MATERIAL FOR THIS TASK
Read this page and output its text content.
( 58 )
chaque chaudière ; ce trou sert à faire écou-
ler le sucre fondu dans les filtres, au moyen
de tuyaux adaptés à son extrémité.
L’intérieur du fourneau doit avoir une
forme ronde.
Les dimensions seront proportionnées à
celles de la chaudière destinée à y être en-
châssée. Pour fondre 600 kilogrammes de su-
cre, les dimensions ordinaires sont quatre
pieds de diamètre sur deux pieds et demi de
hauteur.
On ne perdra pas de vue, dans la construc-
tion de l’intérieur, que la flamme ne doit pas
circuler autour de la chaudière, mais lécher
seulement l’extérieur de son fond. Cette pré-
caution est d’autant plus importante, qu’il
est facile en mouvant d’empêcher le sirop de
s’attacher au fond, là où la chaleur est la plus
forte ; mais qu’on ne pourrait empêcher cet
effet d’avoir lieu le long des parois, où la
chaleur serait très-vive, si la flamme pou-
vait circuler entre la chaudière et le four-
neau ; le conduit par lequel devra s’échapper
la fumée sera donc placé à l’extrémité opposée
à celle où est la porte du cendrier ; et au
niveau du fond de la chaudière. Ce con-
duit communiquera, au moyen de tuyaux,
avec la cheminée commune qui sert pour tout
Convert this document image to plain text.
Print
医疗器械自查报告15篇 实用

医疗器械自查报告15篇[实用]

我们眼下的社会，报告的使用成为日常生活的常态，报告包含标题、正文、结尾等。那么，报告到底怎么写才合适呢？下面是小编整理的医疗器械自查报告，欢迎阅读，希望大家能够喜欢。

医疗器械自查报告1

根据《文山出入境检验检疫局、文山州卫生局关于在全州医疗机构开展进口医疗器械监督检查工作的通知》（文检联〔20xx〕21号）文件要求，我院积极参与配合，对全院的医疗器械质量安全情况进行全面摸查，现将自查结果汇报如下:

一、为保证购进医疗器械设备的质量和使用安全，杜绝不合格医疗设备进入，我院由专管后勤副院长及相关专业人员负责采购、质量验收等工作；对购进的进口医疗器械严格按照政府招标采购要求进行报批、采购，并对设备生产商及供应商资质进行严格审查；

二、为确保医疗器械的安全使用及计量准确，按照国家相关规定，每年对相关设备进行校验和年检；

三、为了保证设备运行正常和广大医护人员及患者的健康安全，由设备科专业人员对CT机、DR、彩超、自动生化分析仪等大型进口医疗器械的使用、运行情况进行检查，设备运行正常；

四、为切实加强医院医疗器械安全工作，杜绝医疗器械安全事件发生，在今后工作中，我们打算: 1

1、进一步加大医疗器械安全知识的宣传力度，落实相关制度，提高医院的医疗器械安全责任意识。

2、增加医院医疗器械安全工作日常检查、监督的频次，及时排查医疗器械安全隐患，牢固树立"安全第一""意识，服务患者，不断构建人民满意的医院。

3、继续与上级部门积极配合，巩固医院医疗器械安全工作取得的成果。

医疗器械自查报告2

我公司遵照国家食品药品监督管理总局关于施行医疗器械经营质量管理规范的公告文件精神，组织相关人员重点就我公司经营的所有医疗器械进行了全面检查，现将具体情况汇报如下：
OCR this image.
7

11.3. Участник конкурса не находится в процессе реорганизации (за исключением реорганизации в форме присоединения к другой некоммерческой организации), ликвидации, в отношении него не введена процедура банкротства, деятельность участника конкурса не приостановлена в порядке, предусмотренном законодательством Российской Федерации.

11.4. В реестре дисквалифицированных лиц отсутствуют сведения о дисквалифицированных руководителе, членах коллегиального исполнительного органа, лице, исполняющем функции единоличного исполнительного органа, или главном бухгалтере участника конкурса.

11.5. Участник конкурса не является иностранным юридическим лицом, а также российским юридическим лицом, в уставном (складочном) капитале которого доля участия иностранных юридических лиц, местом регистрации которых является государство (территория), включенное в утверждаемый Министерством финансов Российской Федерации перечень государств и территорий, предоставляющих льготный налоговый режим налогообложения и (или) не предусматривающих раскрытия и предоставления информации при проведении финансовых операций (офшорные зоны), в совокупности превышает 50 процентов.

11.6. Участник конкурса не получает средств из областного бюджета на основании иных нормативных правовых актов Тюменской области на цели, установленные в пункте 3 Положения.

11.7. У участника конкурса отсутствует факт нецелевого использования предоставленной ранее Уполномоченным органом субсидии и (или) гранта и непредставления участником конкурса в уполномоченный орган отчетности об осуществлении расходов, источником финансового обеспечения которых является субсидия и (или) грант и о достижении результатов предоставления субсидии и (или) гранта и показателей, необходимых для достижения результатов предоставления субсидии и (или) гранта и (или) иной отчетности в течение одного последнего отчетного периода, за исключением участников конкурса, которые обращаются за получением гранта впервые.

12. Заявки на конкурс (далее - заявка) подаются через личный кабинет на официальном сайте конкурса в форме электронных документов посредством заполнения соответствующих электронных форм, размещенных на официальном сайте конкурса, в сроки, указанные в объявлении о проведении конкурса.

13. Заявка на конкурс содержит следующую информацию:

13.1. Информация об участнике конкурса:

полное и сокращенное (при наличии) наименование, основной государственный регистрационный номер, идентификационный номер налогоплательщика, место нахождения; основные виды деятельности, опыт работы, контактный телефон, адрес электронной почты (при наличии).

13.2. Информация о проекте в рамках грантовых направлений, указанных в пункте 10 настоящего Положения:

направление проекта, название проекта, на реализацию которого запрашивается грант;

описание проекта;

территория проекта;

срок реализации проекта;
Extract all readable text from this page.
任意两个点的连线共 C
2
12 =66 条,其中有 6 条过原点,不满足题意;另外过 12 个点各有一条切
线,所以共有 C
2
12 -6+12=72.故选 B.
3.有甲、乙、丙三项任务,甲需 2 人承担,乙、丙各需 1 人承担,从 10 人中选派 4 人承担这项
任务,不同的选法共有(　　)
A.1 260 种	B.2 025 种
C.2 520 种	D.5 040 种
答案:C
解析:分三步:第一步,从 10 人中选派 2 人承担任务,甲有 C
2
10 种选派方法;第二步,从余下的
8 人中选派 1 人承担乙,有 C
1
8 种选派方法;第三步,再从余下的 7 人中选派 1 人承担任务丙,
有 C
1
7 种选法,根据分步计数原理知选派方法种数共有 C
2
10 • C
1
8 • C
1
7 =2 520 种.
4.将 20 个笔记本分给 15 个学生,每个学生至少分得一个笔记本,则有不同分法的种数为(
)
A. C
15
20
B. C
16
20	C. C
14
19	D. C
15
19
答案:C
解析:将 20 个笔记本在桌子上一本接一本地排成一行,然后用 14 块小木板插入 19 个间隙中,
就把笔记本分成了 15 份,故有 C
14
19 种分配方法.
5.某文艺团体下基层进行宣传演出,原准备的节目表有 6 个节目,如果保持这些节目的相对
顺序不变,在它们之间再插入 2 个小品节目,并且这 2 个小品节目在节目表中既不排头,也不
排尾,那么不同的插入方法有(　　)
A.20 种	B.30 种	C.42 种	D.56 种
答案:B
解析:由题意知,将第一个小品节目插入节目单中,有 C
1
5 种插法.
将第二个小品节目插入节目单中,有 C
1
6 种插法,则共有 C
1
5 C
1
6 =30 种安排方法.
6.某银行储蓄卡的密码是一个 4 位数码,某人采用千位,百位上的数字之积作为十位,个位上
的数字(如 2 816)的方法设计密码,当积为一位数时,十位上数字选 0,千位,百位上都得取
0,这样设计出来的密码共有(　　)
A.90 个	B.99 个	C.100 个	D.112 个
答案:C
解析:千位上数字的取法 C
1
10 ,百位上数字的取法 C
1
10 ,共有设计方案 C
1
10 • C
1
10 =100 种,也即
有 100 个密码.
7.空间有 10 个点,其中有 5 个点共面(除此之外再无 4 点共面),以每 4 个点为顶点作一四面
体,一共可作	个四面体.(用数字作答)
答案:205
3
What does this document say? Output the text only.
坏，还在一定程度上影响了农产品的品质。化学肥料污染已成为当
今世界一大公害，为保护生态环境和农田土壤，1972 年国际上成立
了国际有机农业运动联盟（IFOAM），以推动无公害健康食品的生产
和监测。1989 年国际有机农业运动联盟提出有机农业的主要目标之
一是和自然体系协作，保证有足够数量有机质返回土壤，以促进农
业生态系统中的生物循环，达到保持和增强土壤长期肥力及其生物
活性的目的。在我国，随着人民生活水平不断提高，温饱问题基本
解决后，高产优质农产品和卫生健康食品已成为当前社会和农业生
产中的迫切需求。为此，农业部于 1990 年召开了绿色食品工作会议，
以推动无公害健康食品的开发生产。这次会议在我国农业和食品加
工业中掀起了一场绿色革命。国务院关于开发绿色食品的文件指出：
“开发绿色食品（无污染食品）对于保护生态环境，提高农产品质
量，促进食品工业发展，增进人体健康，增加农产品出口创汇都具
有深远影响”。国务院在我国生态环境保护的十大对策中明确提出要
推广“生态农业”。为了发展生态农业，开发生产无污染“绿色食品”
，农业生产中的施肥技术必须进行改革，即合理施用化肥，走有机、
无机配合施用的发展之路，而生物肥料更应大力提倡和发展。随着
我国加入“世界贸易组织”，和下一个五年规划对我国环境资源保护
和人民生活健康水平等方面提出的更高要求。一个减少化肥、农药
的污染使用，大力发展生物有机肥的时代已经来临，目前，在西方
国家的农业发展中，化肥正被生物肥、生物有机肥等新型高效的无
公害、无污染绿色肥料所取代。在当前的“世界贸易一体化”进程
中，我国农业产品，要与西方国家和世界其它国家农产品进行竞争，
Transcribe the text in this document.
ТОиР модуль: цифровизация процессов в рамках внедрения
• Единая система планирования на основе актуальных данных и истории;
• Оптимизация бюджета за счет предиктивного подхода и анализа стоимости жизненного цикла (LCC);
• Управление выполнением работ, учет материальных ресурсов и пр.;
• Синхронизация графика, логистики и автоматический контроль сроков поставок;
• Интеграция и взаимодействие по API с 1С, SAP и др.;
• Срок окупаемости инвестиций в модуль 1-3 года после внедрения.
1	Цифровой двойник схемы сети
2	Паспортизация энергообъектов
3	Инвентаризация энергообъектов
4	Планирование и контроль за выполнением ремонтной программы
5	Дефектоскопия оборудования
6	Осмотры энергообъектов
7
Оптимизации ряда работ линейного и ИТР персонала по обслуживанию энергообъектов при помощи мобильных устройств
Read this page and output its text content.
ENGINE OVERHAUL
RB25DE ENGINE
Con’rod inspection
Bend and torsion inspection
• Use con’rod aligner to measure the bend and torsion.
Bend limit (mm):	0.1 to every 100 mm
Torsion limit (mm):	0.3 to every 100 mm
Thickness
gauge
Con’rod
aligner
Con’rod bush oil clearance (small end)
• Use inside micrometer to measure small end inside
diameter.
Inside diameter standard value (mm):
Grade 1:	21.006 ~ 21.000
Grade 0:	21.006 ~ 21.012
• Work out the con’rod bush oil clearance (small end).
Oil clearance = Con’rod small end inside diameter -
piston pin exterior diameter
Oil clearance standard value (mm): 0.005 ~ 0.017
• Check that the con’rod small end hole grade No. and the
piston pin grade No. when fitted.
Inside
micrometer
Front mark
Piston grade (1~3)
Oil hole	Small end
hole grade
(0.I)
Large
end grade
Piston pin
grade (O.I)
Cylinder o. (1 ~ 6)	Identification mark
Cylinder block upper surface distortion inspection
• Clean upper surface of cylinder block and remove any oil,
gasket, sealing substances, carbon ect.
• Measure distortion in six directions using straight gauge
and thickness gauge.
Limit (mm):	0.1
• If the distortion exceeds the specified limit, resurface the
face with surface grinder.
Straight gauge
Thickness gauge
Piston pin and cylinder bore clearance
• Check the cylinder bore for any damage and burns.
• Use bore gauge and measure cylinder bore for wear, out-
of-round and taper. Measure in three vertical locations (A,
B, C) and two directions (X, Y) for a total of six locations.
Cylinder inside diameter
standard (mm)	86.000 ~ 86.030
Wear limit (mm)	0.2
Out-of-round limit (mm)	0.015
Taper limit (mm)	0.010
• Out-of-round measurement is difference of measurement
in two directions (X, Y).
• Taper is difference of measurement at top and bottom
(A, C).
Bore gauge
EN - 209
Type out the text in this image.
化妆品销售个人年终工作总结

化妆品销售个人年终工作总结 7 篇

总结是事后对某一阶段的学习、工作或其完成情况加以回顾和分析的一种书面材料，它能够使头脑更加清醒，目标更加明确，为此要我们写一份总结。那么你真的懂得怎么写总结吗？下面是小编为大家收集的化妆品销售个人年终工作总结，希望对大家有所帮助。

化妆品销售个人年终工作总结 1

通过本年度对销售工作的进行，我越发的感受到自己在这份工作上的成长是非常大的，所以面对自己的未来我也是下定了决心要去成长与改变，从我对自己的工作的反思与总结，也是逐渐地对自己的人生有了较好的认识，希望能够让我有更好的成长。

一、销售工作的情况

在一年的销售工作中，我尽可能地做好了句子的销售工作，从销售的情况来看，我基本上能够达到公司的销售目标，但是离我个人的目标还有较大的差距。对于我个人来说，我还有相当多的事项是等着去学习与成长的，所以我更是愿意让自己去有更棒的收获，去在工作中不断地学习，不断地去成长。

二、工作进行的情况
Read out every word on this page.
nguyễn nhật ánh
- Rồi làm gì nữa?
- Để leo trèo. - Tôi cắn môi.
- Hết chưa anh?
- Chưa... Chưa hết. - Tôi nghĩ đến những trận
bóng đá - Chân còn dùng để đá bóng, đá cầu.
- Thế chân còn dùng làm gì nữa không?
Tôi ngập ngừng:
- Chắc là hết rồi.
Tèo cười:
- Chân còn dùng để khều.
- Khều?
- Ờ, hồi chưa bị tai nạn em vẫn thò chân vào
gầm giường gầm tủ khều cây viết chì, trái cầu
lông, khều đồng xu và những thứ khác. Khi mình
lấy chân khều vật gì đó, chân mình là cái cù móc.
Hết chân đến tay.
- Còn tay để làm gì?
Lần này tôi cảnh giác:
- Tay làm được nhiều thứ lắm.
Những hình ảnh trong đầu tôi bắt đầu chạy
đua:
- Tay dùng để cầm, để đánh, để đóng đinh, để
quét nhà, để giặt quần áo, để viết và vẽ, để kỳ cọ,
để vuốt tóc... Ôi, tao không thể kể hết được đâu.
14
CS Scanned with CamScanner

TASK STATEMENT
What is the number of lines in the listing that contain the string "circuler"? Reply with that number alone.

TASK RESPONSE
2